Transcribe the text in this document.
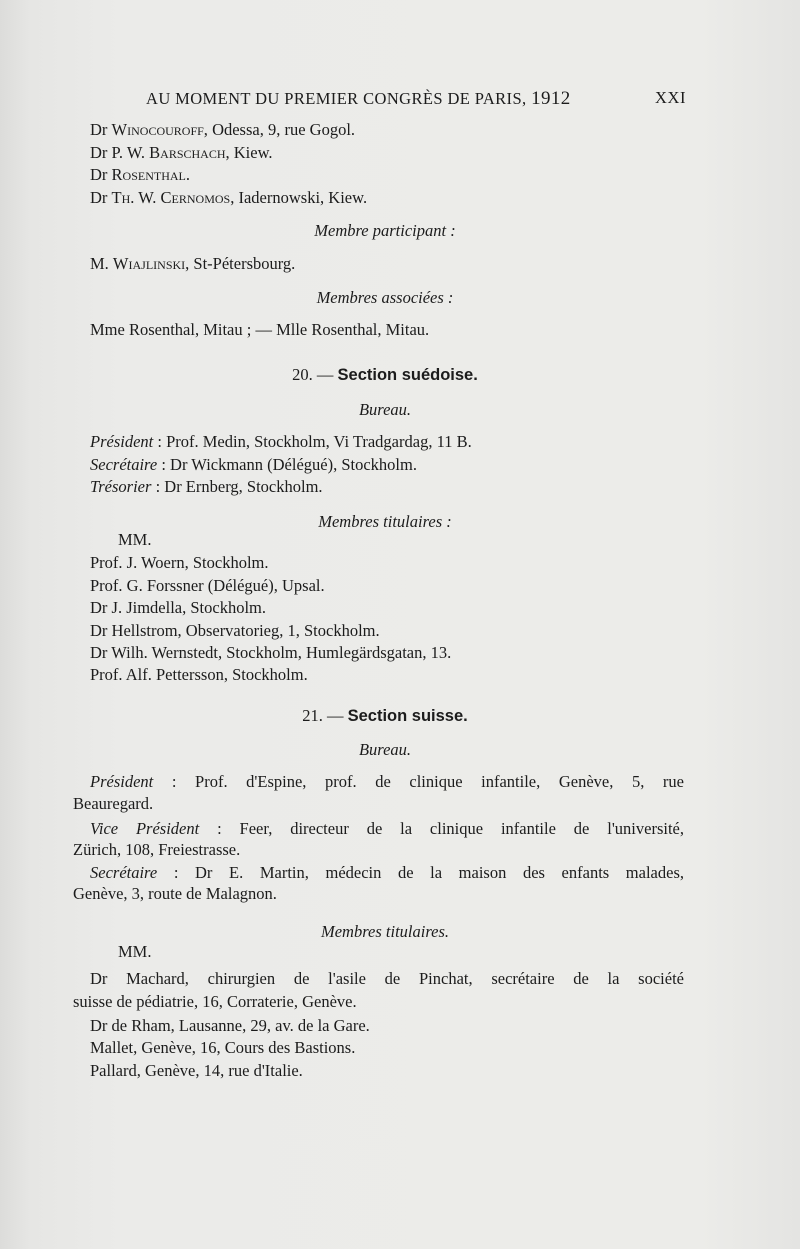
AU MOMENT DU PREMIER CONGRÈS DE PARIS, 1912	XXI
Dr Winocouroff, Odessa, 9, rue Gogol.
Dr P. W. Barschach, Kiew.
Dr Rosenthal.
Dr Th. W. Cernomos, Iadernowski, Kiew.
Membre participant :
M. Wiajlinski, St-Pétersbourg.
Membres associées :
Mme Rosenthal, Mitau ; — Mlle Rosenthal, Mitau.
20. — Section suédoise.
Bureau.
Président : Prof. Medin, Stockholm, Vi Tradgardag, 11 B.
Secrétaire : Dr Wickmann (Délégué), Stockholm.
Trésorier : Dr Ernberg, Stockholm.
Membres titulaires :
MM.
Prof. J. Woern, Stockholm.
Prof. G. Forssner (Délégué), Upsal.
Dr J. Jimdella, Stockholm.
Dr Hellstrom, Observatorieg, 1, Stockholm.
Dr Wilh. Wernstedt, Stockholm, Humlegärdsgatan, 13.
Prof. Alf. Pettersson, Stockholm.
21. — Section suisse.
Bureau.
Président : Prof. d'Espine, prof. de clinique infantile, Genève, 5, rue
Beauregard.
Vice Président : Feer, directeur de la clinique infantile de l'université,
Zürich, 108, Freiestrasse.
Secrétaire : Dr E. Martin, médecin de la maison des enfants malades,
Genève, 3, route de Malagnon.
Membres titulaires.
MM.
Dr Machard, chirurgien de l'asile de Pinchat, secrétaire de la société
suisse de pédiatrie, 16, Corraterie, Genève.
Dr de Rham, Lausanne, 29, av. de la Gare.
Mallet, Genève, 16, Cours des Bastions.
Pallard, Genève, 14, rue d'Italie.
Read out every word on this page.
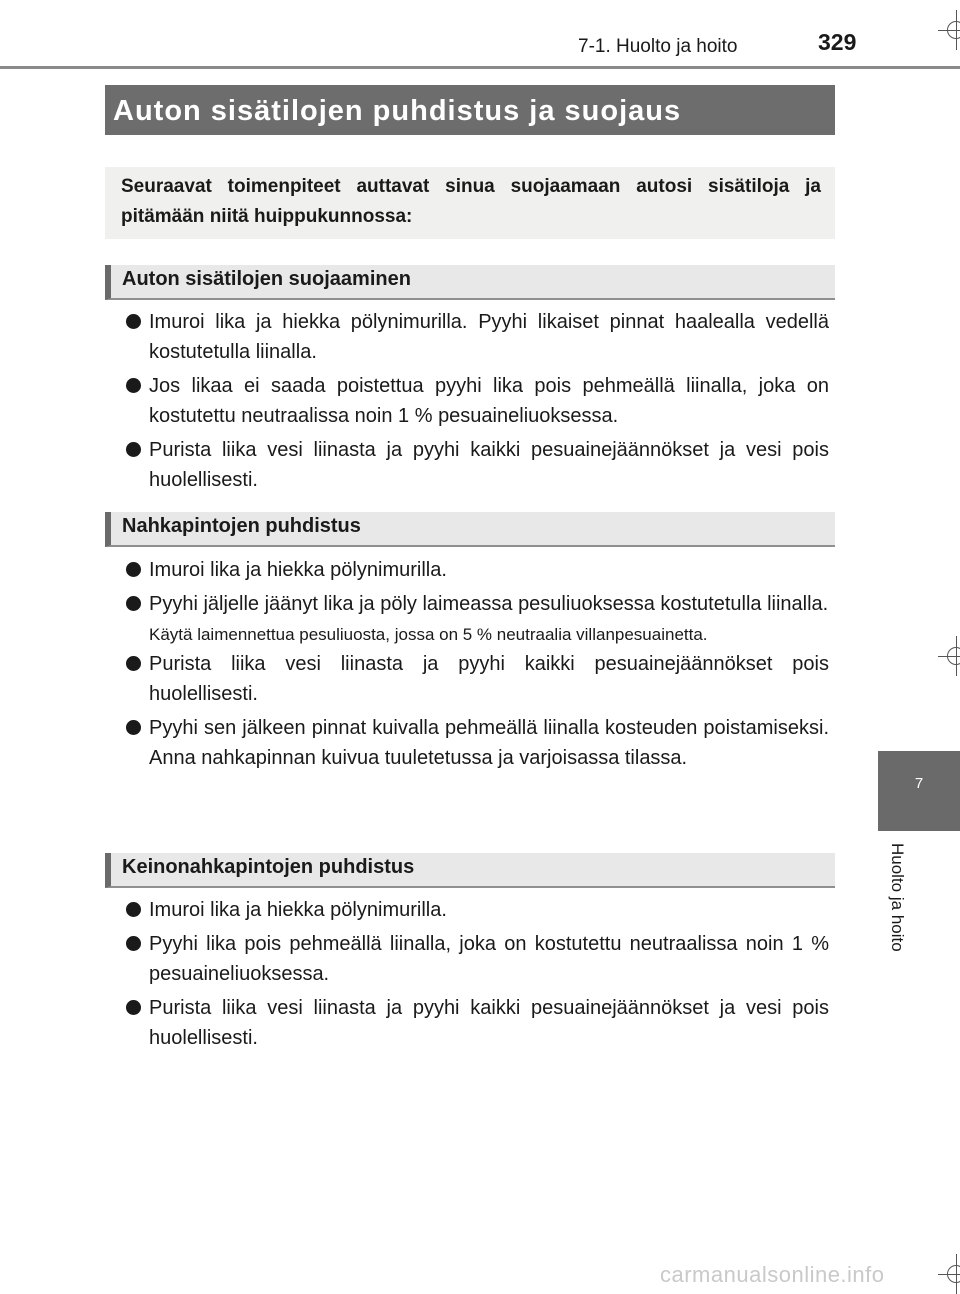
7-1. Huolto ja hoito	329
7
Huolto ja hoito
Auton sisätilojen puhdistus ja suojaus
Seuraavat toimenpiteet auttavat sinua suojaamaan autosi sisätiloja ja pitämään niitä huippukunnossa:
Auton sisätilojen suojaaminen
Imuroi lika ja hiekka pölynimurilla. Pyyhi likaiset pinnat haalealla vedellä kostutetulla liinalla.
Jos likaa ei saada poistettua pyyhi lika pois pehmeällä liinalla, joka on kostutettu neutraalissa noin 1 % pesuaineliuoksessa.
Purista liika vesi liinasta ja pyyhi kaikki pesuainejäännökset ja vesi pois huolellisesti.
Nahkapintojen puhdistus
Imuroi lika ja hiekka pölynimurilla.
Pyyhi jäljelle jäänyt lika ja pöly laimeassa pesuliuoksessa kostutetulla liinalla.
Käytä laimennettua pesuliuosta, jossa on 5 % neutraalia villanpesuainetta.
Purista liika vesi liinasta ja pyyhi kaikki pesuainejäännökset pois huolellisesti.
Pyyhi sen jälkeen pinnat kuivalla pehmeällä liinalla kosteuden poistamiseksi. Anna nahkapinnan kuivua tuuletetussa ja varjoisassa tilassa.
Keinonahkapintojen puhdistus
Imuroi lika ja hiekka pölynimurilla.
Pyyhi lika pois pehmeällä liinalla, joka on kostutettu neutraalissa noin 1 % pesuaineliuoksessa.
Purista liika vesi liinasta ja pyyhi kaikki pesuainejäännökset ja vesi pois huolellisesti.
carmanualsonline.info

## [Direction]
Copy nothing outside the span: please output the lines from the one with "Read out every word on this page." through the end of the entries above, and skip the pictures.

## [Solved problem]
Read out every word on this page.
7-1. Huolto ja hoito	329
7
Huolto ja hoito
Auton sisätilojen puhdistus ja suojaus
Seuraavat toimenpiteet auttavat sinua suojaamaan autosi sisätiloja ja pitämään niitä huippukunnossa:
Auton sisätilojen suojaaminen
Imuroi lika ja hiekka pölynimurilla. Pyyhi likaiset pinnat haalealla vedellä kostutetulla liinalla.
Jos likaa ei saada poistettua pyyhi lika pois pehmeällä liinalla, joka on kostutettu neutraalissa noin 1 % pesuaineliuoksessa.
Purista liika vesi liinasta ja pyyhi kaikki pesuainejäännökset ja vesi pois huolellisesti.
Nahkapintojen puhdistus
Imuroi lika ja hiekka pölynimurilla.
Pyyhi jäljelle jäänyt lika ja pöly laimeassa pesuliuoksessa kostutetulla liinalla.
Käytä laimennettua pesuliuosta, jossa on 5 % neutraalia villanpesuainetta.
Purista liika vesi liinasta ja pyyhi kaikki pesuainejäännökset pois huolellisesti.
Pyyhi sen jälkeen pinnat kuivalla pehmeällä liinalla kosteuden poistamiseksi. Anna nahkapinnan kuivua tuuletetussa ja varjoisassa tilassa.
Keinonahkapintojen puhdistus
Imuroi lika ja hiekka pölynimurilla.
Pyyhi lika pois pehmeällä liinalla, joka on kostutettu neutraalissa noin 1 % pesuaineliuoksessa.
Purista liika vesi liinasta ja pyyhi kaikki pesuainejäännökset ja vesi pois huolellisesti.
carmanualsonline.info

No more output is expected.